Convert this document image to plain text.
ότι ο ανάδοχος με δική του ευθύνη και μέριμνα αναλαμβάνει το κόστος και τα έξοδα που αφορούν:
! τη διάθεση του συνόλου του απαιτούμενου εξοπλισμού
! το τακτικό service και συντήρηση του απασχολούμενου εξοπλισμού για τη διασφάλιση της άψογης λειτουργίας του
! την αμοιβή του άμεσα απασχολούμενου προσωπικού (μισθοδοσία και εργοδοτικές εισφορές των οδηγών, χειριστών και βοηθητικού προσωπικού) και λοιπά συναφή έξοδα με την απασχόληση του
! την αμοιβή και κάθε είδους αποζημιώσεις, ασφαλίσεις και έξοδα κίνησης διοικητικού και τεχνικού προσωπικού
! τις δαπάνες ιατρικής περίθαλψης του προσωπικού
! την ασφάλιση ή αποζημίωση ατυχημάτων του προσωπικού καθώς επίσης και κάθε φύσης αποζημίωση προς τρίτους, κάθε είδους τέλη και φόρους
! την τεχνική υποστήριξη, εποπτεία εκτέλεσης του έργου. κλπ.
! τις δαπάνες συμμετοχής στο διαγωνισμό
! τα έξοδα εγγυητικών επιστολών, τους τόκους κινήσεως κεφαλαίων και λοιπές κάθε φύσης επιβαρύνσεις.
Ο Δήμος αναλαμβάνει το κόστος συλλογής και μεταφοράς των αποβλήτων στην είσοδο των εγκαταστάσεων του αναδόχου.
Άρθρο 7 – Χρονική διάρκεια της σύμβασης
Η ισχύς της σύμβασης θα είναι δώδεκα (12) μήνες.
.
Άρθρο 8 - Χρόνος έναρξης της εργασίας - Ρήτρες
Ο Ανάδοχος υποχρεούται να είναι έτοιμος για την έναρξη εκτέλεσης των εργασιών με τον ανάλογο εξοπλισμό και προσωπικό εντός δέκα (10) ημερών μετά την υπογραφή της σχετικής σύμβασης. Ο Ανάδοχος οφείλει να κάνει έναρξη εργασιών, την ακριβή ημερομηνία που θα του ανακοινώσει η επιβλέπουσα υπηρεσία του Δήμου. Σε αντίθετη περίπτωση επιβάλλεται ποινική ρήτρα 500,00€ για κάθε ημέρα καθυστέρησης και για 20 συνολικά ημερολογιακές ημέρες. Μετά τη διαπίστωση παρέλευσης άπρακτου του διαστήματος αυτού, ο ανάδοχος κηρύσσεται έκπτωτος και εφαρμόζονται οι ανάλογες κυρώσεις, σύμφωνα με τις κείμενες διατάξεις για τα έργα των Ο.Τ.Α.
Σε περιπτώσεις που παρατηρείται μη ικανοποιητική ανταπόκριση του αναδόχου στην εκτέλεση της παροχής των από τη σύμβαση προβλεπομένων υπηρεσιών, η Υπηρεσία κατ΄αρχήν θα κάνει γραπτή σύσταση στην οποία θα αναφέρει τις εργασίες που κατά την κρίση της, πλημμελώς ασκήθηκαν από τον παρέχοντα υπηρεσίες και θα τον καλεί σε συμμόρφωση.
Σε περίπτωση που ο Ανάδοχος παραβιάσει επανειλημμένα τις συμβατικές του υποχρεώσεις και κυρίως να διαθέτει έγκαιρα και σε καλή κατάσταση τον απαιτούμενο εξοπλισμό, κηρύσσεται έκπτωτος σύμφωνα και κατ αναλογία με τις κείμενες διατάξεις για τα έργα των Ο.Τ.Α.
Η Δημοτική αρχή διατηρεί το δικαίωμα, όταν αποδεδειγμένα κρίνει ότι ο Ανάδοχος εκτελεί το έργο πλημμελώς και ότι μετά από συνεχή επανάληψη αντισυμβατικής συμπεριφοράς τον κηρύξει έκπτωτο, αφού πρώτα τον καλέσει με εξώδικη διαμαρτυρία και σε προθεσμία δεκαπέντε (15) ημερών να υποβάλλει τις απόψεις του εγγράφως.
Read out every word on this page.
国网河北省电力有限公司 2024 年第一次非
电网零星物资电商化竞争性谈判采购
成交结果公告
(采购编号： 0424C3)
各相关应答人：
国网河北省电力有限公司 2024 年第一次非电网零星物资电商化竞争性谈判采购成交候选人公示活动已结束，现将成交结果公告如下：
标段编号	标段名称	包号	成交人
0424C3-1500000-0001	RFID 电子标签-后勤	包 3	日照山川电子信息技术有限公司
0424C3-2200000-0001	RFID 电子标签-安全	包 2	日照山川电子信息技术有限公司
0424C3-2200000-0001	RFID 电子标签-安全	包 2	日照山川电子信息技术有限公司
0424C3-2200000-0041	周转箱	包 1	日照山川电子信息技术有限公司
==
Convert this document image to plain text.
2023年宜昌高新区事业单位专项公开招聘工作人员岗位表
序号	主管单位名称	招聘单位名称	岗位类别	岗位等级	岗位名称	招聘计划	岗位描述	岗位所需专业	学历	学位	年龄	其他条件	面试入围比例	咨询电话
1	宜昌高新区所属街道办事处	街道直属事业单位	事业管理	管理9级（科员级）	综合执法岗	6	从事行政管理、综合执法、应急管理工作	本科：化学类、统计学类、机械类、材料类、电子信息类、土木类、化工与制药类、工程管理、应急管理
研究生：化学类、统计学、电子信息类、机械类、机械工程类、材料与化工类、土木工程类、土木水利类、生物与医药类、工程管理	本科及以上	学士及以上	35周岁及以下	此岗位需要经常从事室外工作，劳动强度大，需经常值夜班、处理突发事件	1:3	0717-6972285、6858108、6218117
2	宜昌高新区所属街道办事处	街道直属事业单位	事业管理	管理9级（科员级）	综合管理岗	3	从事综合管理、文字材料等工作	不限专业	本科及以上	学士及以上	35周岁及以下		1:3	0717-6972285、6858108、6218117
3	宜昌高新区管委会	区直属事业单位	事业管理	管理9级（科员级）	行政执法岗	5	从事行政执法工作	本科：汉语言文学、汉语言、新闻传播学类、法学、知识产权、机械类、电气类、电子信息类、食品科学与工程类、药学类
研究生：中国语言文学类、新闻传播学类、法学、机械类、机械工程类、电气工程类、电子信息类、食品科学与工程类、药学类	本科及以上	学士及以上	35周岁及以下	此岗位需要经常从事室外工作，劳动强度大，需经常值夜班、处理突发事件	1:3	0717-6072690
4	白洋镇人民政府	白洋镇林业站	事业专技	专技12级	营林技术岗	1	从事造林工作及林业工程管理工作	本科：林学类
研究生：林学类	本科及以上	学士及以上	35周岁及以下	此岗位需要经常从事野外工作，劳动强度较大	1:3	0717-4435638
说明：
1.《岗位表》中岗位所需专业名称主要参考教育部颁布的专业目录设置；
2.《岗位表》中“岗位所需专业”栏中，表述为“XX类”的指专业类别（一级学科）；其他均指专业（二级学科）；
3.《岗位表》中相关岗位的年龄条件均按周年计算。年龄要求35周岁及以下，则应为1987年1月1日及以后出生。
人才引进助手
---
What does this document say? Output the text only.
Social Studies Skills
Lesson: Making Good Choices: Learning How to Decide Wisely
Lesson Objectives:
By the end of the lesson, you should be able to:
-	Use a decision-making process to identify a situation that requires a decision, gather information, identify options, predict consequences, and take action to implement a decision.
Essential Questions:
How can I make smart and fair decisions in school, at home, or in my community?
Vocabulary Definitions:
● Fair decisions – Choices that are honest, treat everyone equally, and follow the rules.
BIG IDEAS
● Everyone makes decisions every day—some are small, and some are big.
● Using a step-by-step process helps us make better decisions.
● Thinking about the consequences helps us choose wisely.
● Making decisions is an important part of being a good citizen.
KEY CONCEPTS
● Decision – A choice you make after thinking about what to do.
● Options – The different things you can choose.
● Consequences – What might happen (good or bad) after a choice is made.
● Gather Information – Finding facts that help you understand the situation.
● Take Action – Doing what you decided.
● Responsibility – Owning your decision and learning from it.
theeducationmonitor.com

» WORK TO BE COMPLETED: Each line in the material either holds the string "Choices" or does not. State how many do, and nothing else.

» THE OUTPUT: 2